Reproduce the full listing that appears beneath this instruction exactly.

=== Available records ===

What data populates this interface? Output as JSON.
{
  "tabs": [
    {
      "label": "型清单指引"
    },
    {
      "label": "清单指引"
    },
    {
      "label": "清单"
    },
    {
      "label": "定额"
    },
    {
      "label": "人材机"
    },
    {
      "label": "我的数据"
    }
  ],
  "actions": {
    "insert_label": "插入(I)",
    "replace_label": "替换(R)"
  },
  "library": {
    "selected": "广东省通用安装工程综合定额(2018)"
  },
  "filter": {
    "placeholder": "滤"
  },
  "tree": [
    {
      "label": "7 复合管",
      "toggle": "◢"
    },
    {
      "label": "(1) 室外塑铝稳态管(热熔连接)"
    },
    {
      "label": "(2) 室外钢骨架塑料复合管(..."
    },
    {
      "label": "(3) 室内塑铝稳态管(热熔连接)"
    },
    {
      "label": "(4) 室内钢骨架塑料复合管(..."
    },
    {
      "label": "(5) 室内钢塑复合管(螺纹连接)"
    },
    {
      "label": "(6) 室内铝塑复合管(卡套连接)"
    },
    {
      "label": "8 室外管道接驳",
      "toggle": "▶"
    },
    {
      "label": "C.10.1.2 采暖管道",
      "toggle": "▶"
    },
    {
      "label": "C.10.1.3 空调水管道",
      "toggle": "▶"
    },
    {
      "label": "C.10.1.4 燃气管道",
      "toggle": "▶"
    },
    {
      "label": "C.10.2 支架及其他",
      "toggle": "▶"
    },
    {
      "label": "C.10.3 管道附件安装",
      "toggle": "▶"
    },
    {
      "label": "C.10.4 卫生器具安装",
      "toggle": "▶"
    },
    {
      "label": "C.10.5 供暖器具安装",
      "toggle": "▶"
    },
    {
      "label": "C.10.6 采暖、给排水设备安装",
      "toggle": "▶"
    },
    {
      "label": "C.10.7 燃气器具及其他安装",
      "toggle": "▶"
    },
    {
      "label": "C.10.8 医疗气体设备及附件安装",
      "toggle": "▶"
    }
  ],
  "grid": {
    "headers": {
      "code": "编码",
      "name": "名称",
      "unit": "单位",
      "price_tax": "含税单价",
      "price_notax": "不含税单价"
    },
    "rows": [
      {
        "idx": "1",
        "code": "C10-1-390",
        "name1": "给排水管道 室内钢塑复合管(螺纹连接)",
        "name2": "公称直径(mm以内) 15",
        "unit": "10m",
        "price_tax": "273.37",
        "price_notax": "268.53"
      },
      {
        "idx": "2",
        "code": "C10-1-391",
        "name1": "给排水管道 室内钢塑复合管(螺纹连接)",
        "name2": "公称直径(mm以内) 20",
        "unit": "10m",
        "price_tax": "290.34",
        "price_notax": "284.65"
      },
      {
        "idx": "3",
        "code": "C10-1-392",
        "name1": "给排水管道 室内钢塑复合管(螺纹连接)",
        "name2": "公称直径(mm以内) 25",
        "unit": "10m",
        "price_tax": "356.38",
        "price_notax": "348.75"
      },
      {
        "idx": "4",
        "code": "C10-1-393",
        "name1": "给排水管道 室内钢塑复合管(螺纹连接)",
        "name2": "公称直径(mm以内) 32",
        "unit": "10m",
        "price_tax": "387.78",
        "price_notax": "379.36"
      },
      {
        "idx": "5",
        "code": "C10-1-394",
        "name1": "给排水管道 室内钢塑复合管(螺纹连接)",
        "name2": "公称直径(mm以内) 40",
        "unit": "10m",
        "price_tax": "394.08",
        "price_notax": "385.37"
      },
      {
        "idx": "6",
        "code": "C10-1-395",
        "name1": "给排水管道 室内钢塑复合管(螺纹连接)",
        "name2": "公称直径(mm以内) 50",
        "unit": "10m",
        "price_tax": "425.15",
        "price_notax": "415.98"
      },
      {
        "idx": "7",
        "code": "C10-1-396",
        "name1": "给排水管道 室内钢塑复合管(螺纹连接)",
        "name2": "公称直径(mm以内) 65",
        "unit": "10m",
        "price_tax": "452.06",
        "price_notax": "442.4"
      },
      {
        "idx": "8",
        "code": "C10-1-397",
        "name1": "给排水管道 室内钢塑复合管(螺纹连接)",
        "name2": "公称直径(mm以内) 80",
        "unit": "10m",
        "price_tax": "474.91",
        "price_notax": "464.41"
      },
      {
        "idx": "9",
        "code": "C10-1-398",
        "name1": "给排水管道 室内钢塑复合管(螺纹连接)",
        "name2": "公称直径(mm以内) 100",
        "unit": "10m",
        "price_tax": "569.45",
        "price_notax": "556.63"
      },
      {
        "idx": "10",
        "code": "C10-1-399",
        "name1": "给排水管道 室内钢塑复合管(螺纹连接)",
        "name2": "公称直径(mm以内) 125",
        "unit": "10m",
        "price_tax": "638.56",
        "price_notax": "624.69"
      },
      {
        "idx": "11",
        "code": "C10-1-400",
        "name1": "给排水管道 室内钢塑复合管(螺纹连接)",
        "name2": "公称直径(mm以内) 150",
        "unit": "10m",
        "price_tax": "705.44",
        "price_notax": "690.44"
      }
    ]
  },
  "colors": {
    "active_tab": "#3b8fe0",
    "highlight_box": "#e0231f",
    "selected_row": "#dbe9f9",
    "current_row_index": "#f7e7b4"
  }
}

===

Exercise result:
What data populates this interface? Output as JSON.
{
  "tabs": [
    {
      "label": "型清单指引"
    },
    {
      "label": "清单指引"
    },
    {
      "label": "清单"
    },
    {
      "label": "定额"
    },
    {
      "label": "人材机"
    },
    {
      "label": "我的数据"
    }
  ],
  "actions": {
    "insert_label": "插入(I)",
    "replace_label": "替换(R)"
  },
  "library": {
    "selected": "广东省通用安装工程综合定额(2018)"
  },
  "filter": {
    "placeholder": "滤"
  },
  "tree": [
    {
      "label": "7 复合管",
      "toggle": "◢"
    },
    {
      "label": "(1) 室外塑铝稳态管(热熔连接)"
    },
    {
      "label": "(2) 室外钢骨架塑料复合管(..."
    },
    {
      "label": "(3) 室内塑铝稳态管(热熔连接)"
    },
    {
      "label": "(4) 室内钢骨架塑料复合管(..."
    },
    {
      "label": "(5) 室内钢塑复合管(螺纹连接)"
    },
    {
      "label": "(6) 室内铝塑复合管(卡套连接)"
    },
    {
      "label": "8 室外管道接驳",
      "toggle": "▶"
    },
    {
      "label": "C.10.1.2 采暖管道",
      "toggle": "▶"
    },
    {
      "label": "C.10.1.3 空调水管道",
      "toggle": "▶"
    },
    {
      "label": "C.10.1.4 燃气管道",
      "toggle": "▶"
    },
    {
      "label": "C.10.2 支架及其他",
      "toggle": "▶"
    },
    {
      "label": "C.10.3 管道附件安装",
      "toggle": "▶"
    },
    {
      "label": "C.10.4 卫生器具安装",
      "toggle": "▶"
    },
    {
      "label": "C.10.5 供暖器具安装",
      "toggle": "▶"
    },
    {
      "label": "C.10.6 采暖、给排水设备安装",
      "toggle": "▶"
    },
    {
      "label": "C.10.7 燃气器具及其他安装",
      "toggle": "▶"
    },
    {
      "label": "C.10.8 医疗气体设备及附件安装",
      "toggle": "▶"
    }
  ],
  "grid": {
    "headers": {
      "code": "编码",
      "name": "名称",
      "unit": "单位",
      "price_tax": "含税单价",
      "price_notax": "不含税单价"
    },
    "rows": [
      {
        "idx": "1",
        "code": "C10-1-390",
        "name1": "给排水管道 室内钢塑复合管(螺纹连接)",
        "name2": "公称直径(mm以内) 15",
        "unit": "10m",
        "price_tax": "273.37",
        "price_notax": "268.53"
      },
      {
        "idx": "2",
        "code": "C10-1-391",
        "name1": "给排水管道 室内钢塑复合管(螺纹连接)",
        "name2": "公称直径(mm以内) 20",
        "unit": "10m",
        "price_tax": "290.34",
        "price_notax": "284.65"
      },
      {
        "idx": "3",
        "code": "C10-1-392",
        "name1": "给排水管道 室内钢塑复合管(螺纹连接)",
        "name2": "公称直径(mm以内) 25",
        "unit": "10m",
        "price_tax": "356.38",
        "price_notax": "348.75"
      },
      {
        "idx": "4",
        "code": "C10-1-393",
        "name1": "给排水管道 室内钢塑复合管(螺纹连接)",
        "name2": "公称直径(mm以内) 32",
        "unit": "10m",
        "price_tax": "387.78",
        "price_notax": "379.36"
      },
      {
        "idx": "5",
        "code": "C10-1-394",
        "name1": "给排水管道 室内钢塑复合管(螺纹连接)",
        "name2": "公称直径(mm以内) 40",
        "unit": "10m",
        "price_tax": "394.08",
        "price_notax": "385.37"
      },
      {
        "idx": "6",
        "code": "C10-1-395",
        "name1": "给排水管道 室内钢塑复合管(螺纹连接)",
        "name2": "公称直径(mm以内) 50",
        "unit": "10m",
        "price_tax": "425.15",
        "price_notax": "415.98"
      },
      {
        "idx": "7",
        "code": "C10-1-396",
        "name1": "给排水管道 室内钢塑复合管(螺纹连接)",
        "name2": "公称直径(mm以内) 65",
        "unit": "10m",
        "price_tax": "452.06",
        "price_notax": "442.4"
      },
      {
        "idx": "8",
        "code": "C10-1-397",
        "name1": "给排水管道 室内钢塑复合管(螺纹连接)",
        "name2": "公称直径(mm以内) 80",
        "unit": "10m",
        "price_tax": "474.91",
        "price_notax": "464.41"
      },
      {
        "idx": "9",
        "code": "C10-1-398",
        "name1": "给排水管道 室内钢塑复合管(螺纹连接)",
        "name2": "公称直径(mm以内) 100",
        "unit": "10m",
        "price_tax": "569.45",
        "price_notax": "556.63"
      },
      {
        "idx": "10",
        "code": "C10-1-399",
        "name1": "给排水管道 室内钢塑复合管(螺纹连接)",
        "name2": "公称直径(mm以内) 125",
        "unit": "10m",
        "price_tax": "638.56",
        "price_notax": "624.69"
      },
      {
        "idx": "11",
        "code": "C10-1-400",
        "name1": "给排水管道 室内钢塑复合管(螺纹连接)",
        "name2": "公称直径(mm以内) 150",
        "unit": "10m",
        "price_tax": "705.44",
        "price_notax": "690.44"
      }
    ]
  },
  "colors": {
    "active_tab": "#3b8fe0",
    "highlight_box": "#e0231f",
    "selected_row": "#dbe9f9",
    "current_row_index": "#f7e7b4"
  }
}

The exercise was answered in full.